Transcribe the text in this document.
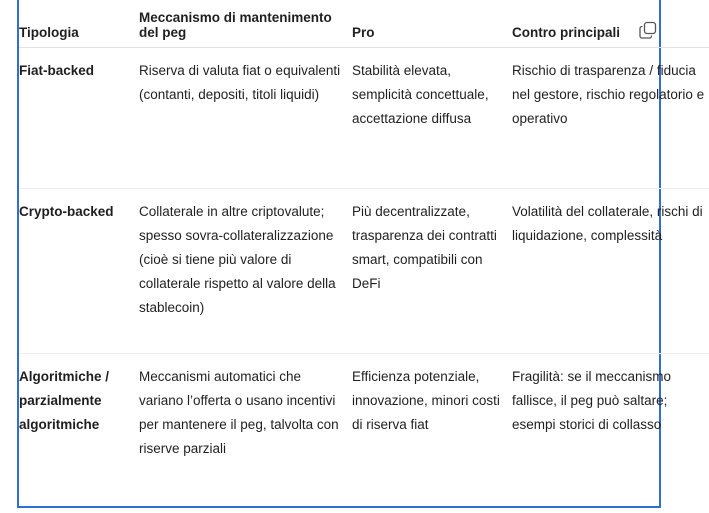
Tipologia	Meccanismo di mantenimento del peg	Pro	Contro principali
Fiat-backed	Riserva di valuta fiat o equivalenti (contanti, depositi, titoli liquidi)	Stabilità elevata, semplicità concettuale, accettazione diffusa	Rischio di trasparenza / fiducia nel gestore, rischio regolatorio e operativo
Crypto-backed	Collaterale in altre criptovalute; spesso sovra-collateralizzazione (cioè si tiene più valore di collaterale rispetto al valore della stablecoin)	Più decentralizzate, trasparenza dei contratti smart, compatibili con DeFi	Volatilità del collaterale, rischi di liquidazione, complessità
Algoritmiche / parzialmente algoritmiche	Meccanismi automatici che variano l’offerta o usano incentivi per mantenere il peg, talvolta con riserve parziali	Efficienza potenziale, innovazione, minori costi di riserva fiat	Fragilità: se il meccanismo fallisce, il peg può saltare; esempi storici di collasso
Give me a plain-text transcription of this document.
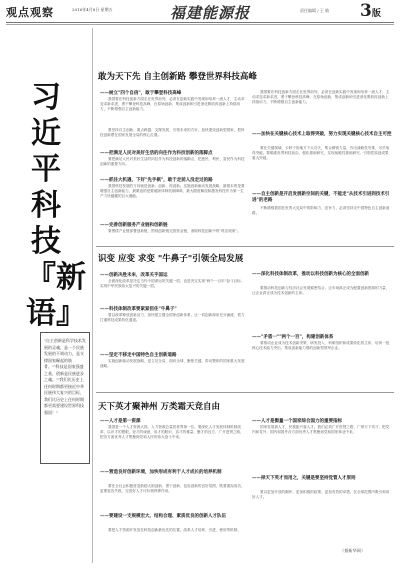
观点观察	2016年4月8日 星期五	福建能源报	责任编辑 / 王 敏 3版
习近平科技『新语』
"自主创新是科学技术发展的灵魂，是一个民族发展的不竭动力，是支撑国家崛起的筋骨。""科技是国家强盛之基，创新是民族进步之魂。""我们比历史上任何时期都更接近中华民族伟大复兴的目标，我们比历史上任何时期都更需要建设世界科技强国！"
敢为天下先 自主创新路 攀登世界科技高峰
——树立"四个自信"，敢于攀登科技高峰
我国要在科技创新方面走在世界前列，必须在创新实践中发现和培养一流人才，主动求变求新求进，勇于攀登科技高峰，在原始创新、集成创新和引进消化吸收再创新上持续用力，不断增强自主创新能力。
要坚持自主创新、重点跨越、支撑发展、引领未来的方针，加快建设创新型国家，把科技创新摆在国家发展全局的核心位置。
——把满足人民对美好生活的向往作为科技创新的落脚点
要把满足人民对美好生活的向往作为科技创新的落脚点，把惠民、利民、富民作为科技创新的重要方向。
——抓住大机遇，下好"先手棋"，敢于走前人没走过的路
我国科技发展的方向就是创新、创新、再创新。实施创新驱动发展战略，最根本的是要增强自主创新能力，最紧迫的是要破除体制机制障碍，最大限度解放和激发科技作为第一生产力所蕴藏的巨大潜能。
——完善创新服务产业链和创新链
要围绕产业链部署创新链，围绕创新链完善资金链，消除科技创新中的"孤岛现象"。
我国要在科技创新方面走在世界前列，必须在创新实践中发现和培养一流人才，主动求变求新求进，勇于攀登科技高峰，在原始创新、集成创新和引进消化吸收再创新上持续用力，不断增强自主创新能力。
——加快在关键核心技术上取得突破，努力实现关键核心技术自主可控
要在关键领域、卡脖子的地方下大功夫，集合精锐力量，作出战略性安排，尽早取得突破。要瞄准世界科技前沿，强化基础研究，实现前瞻性基础研究、引领性原创成果重大突破。
——自主创新是开启发展新空间的关键，不能走"从技术引进到技术引进"的老路
不断增强我国在世界大变局中的影响力、竞争力，必须坚持走中国特色自主创新道路。
识变 应变 求变 "牛鼻子"引领全局发展
——创新决胜未来，改革关乎国运
全面深化改革是决定当代中国命运的关键一招，也是决定实现"两个一百年"奋斗目标、实现中华民族伟大复兴的关键一招。
——科技体制改革要紧紧扭住"牛鼻子"
要以改革释放创新活力，加快建立健全国家创新体系，让一切创新源泉充分涌流，着力打通科技成果转化通道。
——坚定不移走中国特色自主创新道路
实施创新驱动发展战略，是立足全局、面向全球、聚焦关键、带动整体的国家重大发展战略。
——深化科技体制改革，推动以科技创新为核心的全面创新
要推动科技创新与经济社会发展紧密结合，让市场真正成为配置创新资源的力量，让企业真正成为技术创新的主体。
——"矛盾一""两个一百"，构建创新体系
要推动企业成为技术创新决策、研发投入、科研组织和成果转化的主体，培育一批核心技术能力突出、集成创新能力强的创新型领军企业。
天下英才聚神州 万类霜天竞自由
——人才是第一资源
我国是一个人才资源大国，人力资源总量居世界第一位。要深化人才发展体制机制改革，以识才的慧眼、爱才的诚意、用才的胆识、容才的雅量、聚才的良方，广开进贤之路，把各方面优秀人才集聚到党和人民的伟大奋斗中来。
——营造良好创新环境，加快形成有利于人才成长的培养机制
要在全社会积极营造鼓励大胆创新、勇于创新、包容创新的良好氛围，既要重视成功，更要宽容失败，完善好人才评价指挥棒作用。
——要建设一支规模宏大、结构合理、素质优良的创新人才队伍
要把人才资源开发放在科技创新最优先的位置，改革人才培养、引进、使用等机制。
——人才是衡量一个国家综合国力的重要指标
国家发展靠人才，民族振兴靠人才。我们必须广开进贤之路、广纳天下英才，把党内和党外、国内和国外各方面优秀人才集聚到党和国家事业中来。
——择天下英才而用之，关键是要坚持党管人才原则
要以更加开放的胸怀、更加积极的政策、更加有效的举措，在全球范围内吸引和用好人才。
（据新华网）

________

▶ **AIM**:
Your task is to retype all the entries exactly and leave out any pictures.

▶ **RESPONSE FOR THIS EXERCISE**:
Transcribe the text in this document.
Tipologia	Meccanismo di mantenimento del peg	Pro	Contro principali
Fiat-backed	Riserva di valuta fiat o equivalenti (contanti, depositi, titoli liquidi)	Stabilità elevata, semplicità concettuale, accettazione diffusa	Rischio di trasparenza / fiducia nel gestore, rischio regolatorio e operativo
Crypto-backed	Collaterale in altre criptovalute; spesso sovra-collateralizzazione (cioè si tiene più valore di collaterale rispetto al valore della stablecoin)	Più decentralizzate, trasparenza dei contratti smart, compatibili con DeFi	Volatilità del collaterale, rischi di liquidazione, complessità
Algoritmiche / parzialmente algoritmiche	Meccanismi automatici che variano l’offerta o usano incentivi per mantenere il peg, talvolta con riserve parziali	Efficienza potenziale, innovazione, minori costi di riserva fiat	Fragilità: se il meccanismo fallisce, il peg può saltare; esempi storici di collasso
Give me a plain-text transcription of this document.
观点观察	2016年4月8日 星期五	福建能源报	责任编辑 / 王 敏 3版
习近平科技『新语』
"自主创新是科学技术发展的灵魂，是一个民族发展的不竭动力，是支撑国家崛起的筋骨。""科技是国家强盛之基，创新是民族进步之魂。""我们比历史上任何时期都更接近中华民族伟大复兴的目标，我们比历史上任何时期都更需要建设世界科技强国！"
敢为天下先 自主创新路 攀登世界科技高峰
——树立"四个自信"，敢于攀登科技高峰
我国要在科技创新方面走在世界前列，必须在创新实践中发现和培养一流人才，主动求变求新求进，勇于攀登科技高峰，在原始创新、集成创新和引进消化吸收再创新上持续用力，不断增强自主创新能力。
要坚持自主创新、重点跨越、支撑发展、引领未来的方针，加快建设创新型国家，把科技创新摆在国家发展全局的核心位置。
——把满足人民对美好生活的向往作为科技创新的落脚点
要把满足人民对美好生活的向往作为科技创新的落脚点，把惠民、利民、富民作为科技创新的重要方向。
——抓住大机遇，下好"先手棋"，敢于走前人没走过的路
我国科技发展的方向就是创新、创新、再创新。实施创新驱动发展战略，最根本的是要增强自主创新能力，最紧迫的是要破除体制机制障碍，最大限度解放和激发科技作为第一生产力所蕴藏的巨大潜能。
——完善创新服务产业链和创新链
要围绕产业链部署创新链，围绕创新链完善资金链，消除科技创新中的"孤岛现象"。
我国要在科技创新方面走在世界前列，必须在创新实践中发现和培养一流人才，主动求变求新求进，勇于攀登科技高峰，在原始创新、集成创新和引进消化吸收再创新上持续用力，不断增强自主创新能力。
——加快在关键核心技术上取得突破，努力实现关键核心技术自主可控
要在关键领域、卡脖子的地方下大功夫，集合精锐力量，作出战略性安排，尽早取得突破。要瞄准世界科技前沿，强化基础研究，实现前瞻性基础研究、引领性原创成果重大突破。
——自主创新是开启发展新空间的关键，不能走"从技术引进到技术引进"的老路
不断增强我国在世界大变局中的影响力、竞争力，必须坚持走中国特色自主创新道路。
识变 应变 求变 "牛鼻子"引领全局发展
——创新决胜未来，改革关乎国运
全面深化改革是决定当代中国命运的关键一招，也是决定实现"两个一百年"奋斗目标、实现中华民族伟大复兴的关键一招。
——科技体制改革要紧紧扭住"牛鼻子"
要以改革释放创新活力，加快建立健全国家创新体系，让一切创新源泉充分涌流，着力打通科技成果转化通道。
——坚定不移走中国特色自主创新道路
实施创新驱动发展战略，是立足全局、面向全球、聚焦关键、带动整体的国家重大发展战略。
——深化科技体制改革，推动以科技创新为核心的全面创新
要推动科技创新与经济社会发展紧密结合，让市场真正成为配置创新资源的力量，让企业真正成为技术创新的主体。
——"矛盾一""两个一百"，构建创新体系
要推动企业成为技术创新决策、研发投入、科研组织和成果转化的主体，培育一批核心技术能力突出、集成创新能力强的创新型领军企业。
天下英才聚神州 万类霜天竞自由
——人才是第一资源
我国是一个人才资源大国，人力资源总量居世界第一位。要深化人才发展体制机制改革，以识才的慧眼、爱才的诚意、用才的胆识、容才的雅量、聚才的良方，广开进贤之路，把各方面优秀人才集聚到党和人民的伟大奋斗中来。
——营造良好创新环境，加快形成有利于人才成长的培养机制
要在全社会积极营造鼓励大胆创新、勇于创新、包容创新的良好氛围，既要重视成功，更要宽容失败，完善好人才评价指挥棒作用。
——要建设一支规模宏大、结构合理、素质优良的创新人才队伍
要把人才资源开发放在科技创新最优先的位置，改革人才培养、引进、使用等机制。
——人才是衡量一个国家综合国力的重要指标
国家发展靠人才，民族振兴靠人才。我们必须广开进贤之路、广纳天下英才，把党内和党外、国内和国外各方面优秀人才集聚到党和国家事业中来。
——择天下英才而用之，关键是要坚持党管人才原则
要以更加开放的胸怀、更加积极的政策、更加有效的举措，在全球范围内吸引和用好人才。
（据新华网）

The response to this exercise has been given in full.